GOAL:
Copy out the rows between the line containing "bar[interactable]: [451, 149, 474, 299]" and the line containing "sidebar-item-rewards[interactable]: Rewards: [0, 251, 154, 285]", inclusive, reproducing each one unchanged.

INFORMATION SUPPLIED:
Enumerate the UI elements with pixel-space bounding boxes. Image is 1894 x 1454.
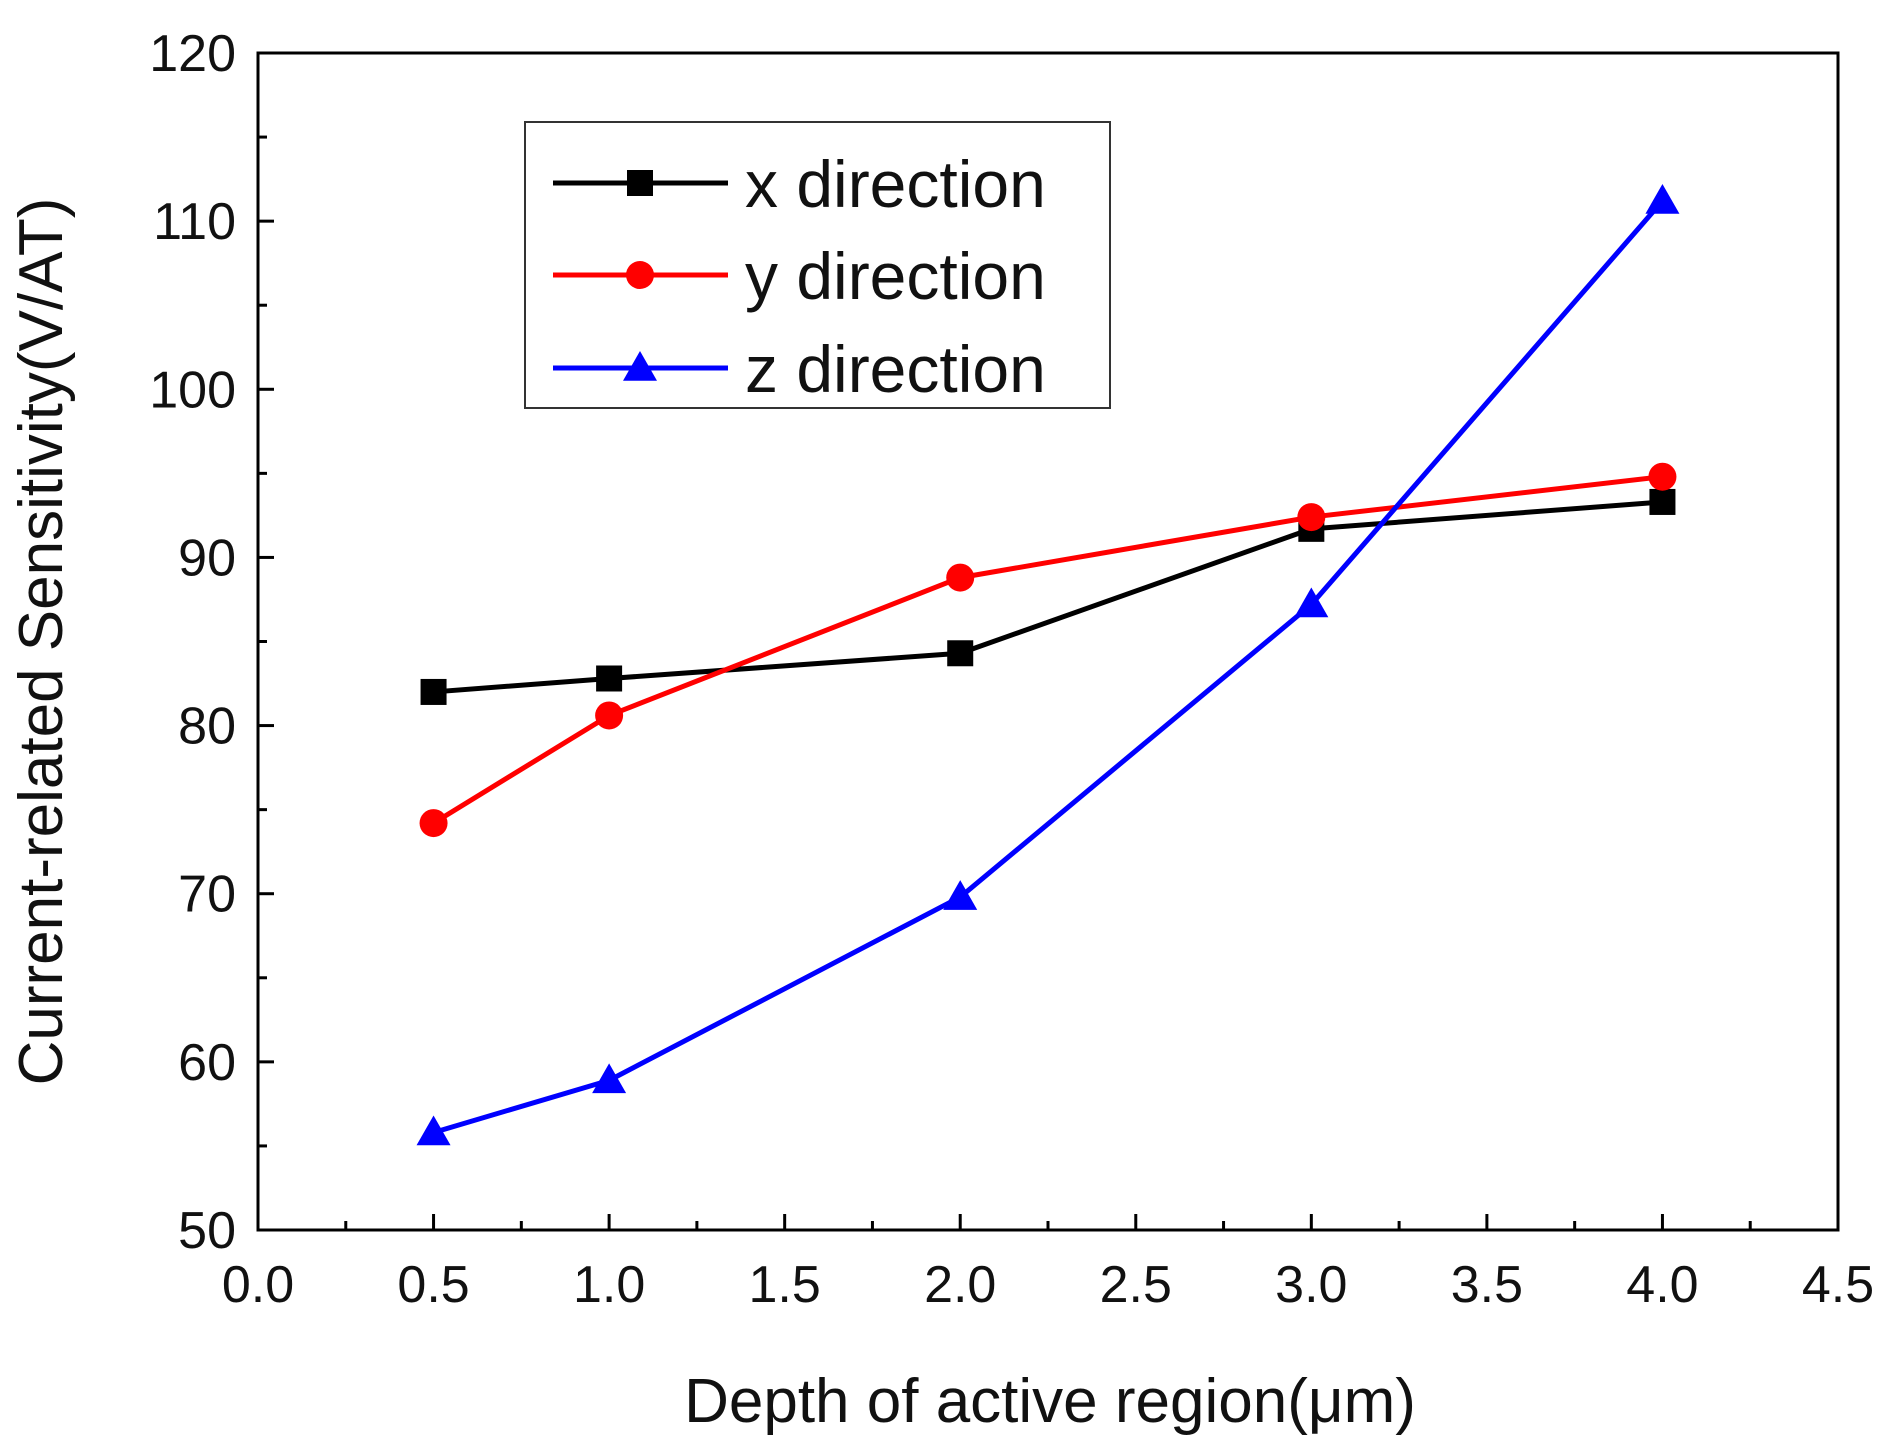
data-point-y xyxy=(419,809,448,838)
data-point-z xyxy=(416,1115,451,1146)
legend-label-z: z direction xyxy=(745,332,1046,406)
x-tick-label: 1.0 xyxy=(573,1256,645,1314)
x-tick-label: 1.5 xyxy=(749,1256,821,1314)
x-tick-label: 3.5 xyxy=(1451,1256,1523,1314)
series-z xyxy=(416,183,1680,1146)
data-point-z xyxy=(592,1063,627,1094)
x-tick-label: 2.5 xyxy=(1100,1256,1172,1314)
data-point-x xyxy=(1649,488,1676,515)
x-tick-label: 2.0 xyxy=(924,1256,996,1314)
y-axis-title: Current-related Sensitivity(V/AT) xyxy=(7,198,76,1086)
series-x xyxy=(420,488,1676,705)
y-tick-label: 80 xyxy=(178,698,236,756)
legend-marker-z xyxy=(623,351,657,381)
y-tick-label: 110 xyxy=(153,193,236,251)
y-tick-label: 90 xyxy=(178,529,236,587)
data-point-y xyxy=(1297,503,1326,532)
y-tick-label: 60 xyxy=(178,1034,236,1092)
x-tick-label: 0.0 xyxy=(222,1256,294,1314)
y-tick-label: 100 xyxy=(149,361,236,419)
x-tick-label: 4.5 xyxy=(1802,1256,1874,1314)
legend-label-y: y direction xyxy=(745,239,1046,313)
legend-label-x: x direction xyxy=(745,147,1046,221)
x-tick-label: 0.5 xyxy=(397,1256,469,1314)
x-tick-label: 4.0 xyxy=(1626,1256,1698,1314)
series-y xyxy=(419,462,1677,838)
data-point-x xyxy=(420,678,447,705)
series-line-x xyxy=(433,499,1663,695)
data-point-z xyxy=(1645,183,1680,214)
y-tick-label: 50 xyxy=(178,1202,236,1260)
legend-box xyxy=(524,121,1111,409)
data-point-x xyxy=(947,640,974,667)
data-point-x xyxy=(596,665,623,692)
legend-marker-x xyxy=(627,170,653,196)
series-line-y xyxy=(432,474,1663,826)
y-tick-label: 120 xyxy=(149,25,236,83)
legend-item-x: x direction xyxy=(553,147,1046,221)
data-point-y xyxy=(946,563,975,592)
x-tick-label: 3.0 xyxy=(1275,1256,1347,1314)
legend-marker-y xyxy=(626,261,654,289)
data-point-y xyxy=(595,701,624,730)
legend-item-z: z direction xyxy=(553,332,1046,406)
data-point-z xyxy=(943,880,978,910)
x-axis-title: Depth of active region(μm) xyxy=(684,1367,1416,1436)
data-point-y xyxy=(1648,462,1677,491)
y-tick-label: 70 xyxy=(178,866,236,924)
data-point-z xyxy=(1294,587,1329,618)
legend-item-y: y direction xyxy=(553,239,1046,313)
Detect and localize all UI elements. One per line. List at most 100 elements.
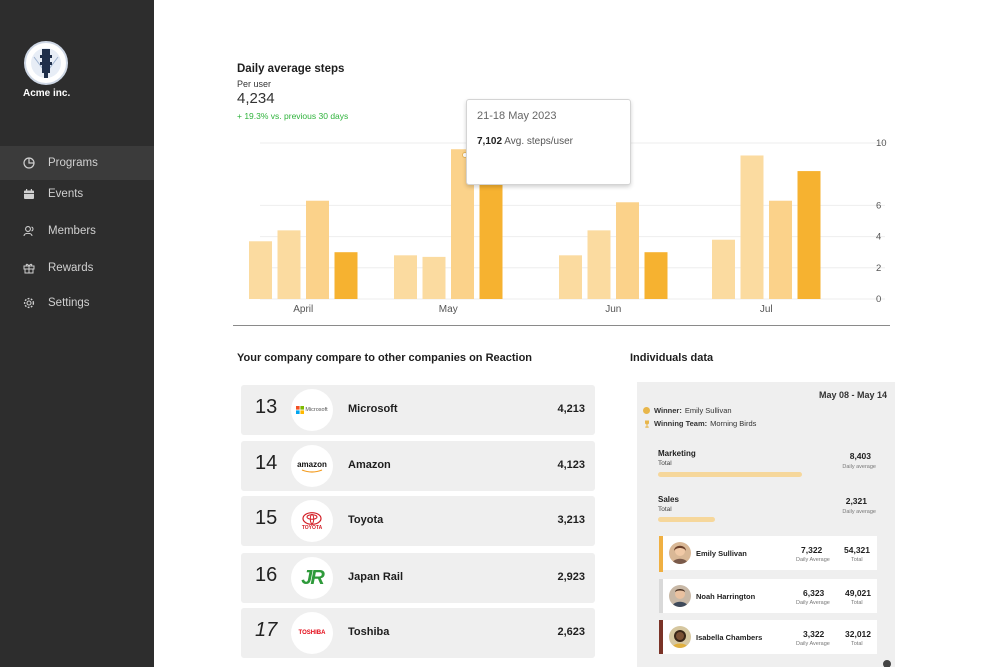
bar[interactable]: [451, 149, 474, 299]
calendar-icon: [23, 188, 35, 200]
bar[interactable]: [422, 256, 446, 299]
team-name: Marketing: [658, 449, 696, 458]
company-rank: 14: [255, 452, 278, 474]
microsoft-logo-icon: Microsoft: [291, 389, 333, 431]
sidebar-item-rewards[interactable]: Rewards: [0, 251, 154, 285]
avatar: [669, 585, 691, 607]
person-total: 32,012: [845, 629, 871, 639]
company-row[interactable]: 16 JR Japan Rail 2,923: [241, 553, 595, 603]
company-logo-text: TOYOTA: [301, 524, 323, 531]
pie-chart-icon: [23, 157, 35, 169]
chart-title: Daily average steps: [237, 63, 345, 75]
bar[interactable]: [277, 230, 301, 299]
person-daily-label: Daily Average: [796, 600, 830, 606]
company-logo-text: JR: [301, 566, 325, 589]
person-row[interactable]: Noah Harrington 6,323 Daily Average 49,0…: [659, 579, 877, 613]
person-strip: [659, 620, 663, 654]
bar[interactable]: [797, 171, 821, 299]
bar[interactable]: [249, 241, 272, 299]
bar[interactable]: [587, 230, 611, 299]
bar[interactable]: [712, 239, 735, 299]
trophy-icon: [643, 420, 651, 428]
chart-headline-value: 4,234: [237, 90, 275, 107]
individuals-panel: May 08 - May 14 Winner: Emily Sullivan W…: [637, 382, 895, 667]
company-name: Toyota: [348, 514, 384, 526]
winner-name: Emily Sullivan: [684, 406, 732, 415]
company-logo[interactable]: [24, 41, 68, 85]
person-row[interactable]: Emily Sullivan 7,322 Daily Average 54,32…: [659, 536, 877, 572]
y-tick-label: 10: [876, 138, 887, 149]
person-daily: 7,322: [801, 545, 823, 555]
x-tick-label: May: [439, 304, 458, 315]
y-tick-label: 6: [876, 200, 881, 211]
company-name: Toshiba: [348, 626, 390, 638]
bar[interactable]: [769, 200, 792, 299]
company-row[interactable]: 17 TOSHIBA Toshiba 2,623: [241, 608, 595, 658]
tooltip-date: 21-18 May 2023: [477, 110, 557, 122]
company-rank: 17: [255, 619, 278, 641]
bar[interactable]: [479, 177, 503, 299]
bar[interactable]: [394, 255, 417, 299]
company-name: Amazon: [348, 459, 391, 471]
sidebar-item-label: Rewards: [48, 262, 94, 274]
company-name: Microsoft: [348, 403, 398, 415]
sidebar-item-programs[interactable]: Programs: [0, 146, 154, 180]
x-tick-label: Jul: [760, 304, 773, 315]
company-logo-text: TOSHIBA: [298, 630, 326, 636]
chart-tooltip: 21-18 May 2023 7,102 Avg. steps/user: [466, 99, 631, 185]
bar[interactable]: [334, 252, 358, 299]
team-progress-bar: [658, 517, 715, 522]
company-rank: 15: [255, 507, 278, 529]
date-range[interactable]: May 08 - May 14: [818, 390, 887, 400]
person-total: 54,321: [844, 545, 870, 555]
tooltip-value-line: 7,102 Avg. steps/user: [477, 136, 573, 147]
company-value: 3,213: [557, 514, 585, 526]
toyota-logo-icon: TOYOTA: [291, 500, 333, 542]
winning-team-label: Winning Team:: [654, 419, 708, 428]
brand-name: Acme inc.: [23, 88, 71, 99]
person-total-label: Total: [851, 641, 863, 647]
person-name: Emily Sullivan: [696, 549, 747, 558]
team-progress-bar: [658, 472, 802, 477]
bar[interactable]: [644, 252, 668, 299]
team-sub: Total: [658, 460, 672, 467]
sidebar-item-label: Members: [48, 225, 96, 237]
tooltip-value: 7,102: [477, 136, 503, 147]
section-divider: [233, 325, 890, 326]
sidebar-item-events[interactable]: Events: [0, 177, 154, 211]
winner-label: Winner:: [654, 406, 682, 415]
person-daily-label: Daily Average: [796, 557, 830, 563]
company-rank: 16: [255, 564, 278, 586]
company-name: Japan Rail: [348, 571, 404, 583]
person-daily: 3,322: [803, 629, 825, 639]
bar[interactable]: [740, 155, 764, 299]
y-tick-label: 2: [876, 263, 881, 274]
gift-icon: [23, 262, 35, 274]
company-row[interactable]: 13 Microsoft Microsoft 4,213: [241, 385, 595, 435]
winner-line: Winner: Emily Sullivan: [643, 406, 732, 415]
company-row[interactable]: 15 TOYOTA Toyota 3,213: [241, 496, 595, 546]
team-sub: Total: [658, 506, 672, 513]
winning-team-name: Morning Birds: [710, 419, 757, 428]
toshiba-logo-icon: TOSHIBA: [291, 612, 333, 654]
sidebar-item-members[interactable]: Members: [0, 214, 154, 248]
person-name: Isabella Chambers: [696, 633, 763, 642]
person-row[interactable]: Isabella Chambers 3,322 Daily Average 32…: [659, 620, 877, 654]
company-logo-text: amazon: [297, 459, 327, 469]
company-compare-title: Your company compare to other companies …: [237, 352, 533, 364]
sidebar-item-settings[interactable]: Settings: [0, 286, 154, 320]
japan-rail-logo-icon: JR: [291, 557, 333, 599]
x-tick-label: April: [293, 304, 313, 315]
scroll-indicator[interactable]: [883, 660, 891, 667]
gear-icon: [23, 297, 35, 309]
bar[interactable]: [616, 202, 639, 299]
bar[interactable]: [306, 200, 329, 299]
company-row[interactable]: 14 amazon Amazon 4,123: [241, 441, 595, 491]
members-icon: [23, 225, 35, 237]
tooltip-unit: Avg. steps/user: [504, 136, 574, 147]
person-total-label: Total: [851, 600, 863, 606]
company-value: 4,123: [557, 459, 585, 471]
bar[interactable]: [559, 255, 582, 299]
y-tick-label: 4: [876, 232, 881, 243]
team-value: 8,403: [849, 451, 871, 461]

WORKED ANSWER:
bar[interactable]: [451, 149, 474, 299]
calendar-icon: [23, 188, 35, 200]
bar[interactable]: [422, 256, 446, 299]
team-name: Marketing: [658, 449, 696, 458]
company-rank: 14: [255, 452, 278, 474]
microsoft-logo-icon: Microsoft: [291, 389, 333, 431]
sidebar-item-rewards[interactable]: Rewards: [0, 251, 154, 285]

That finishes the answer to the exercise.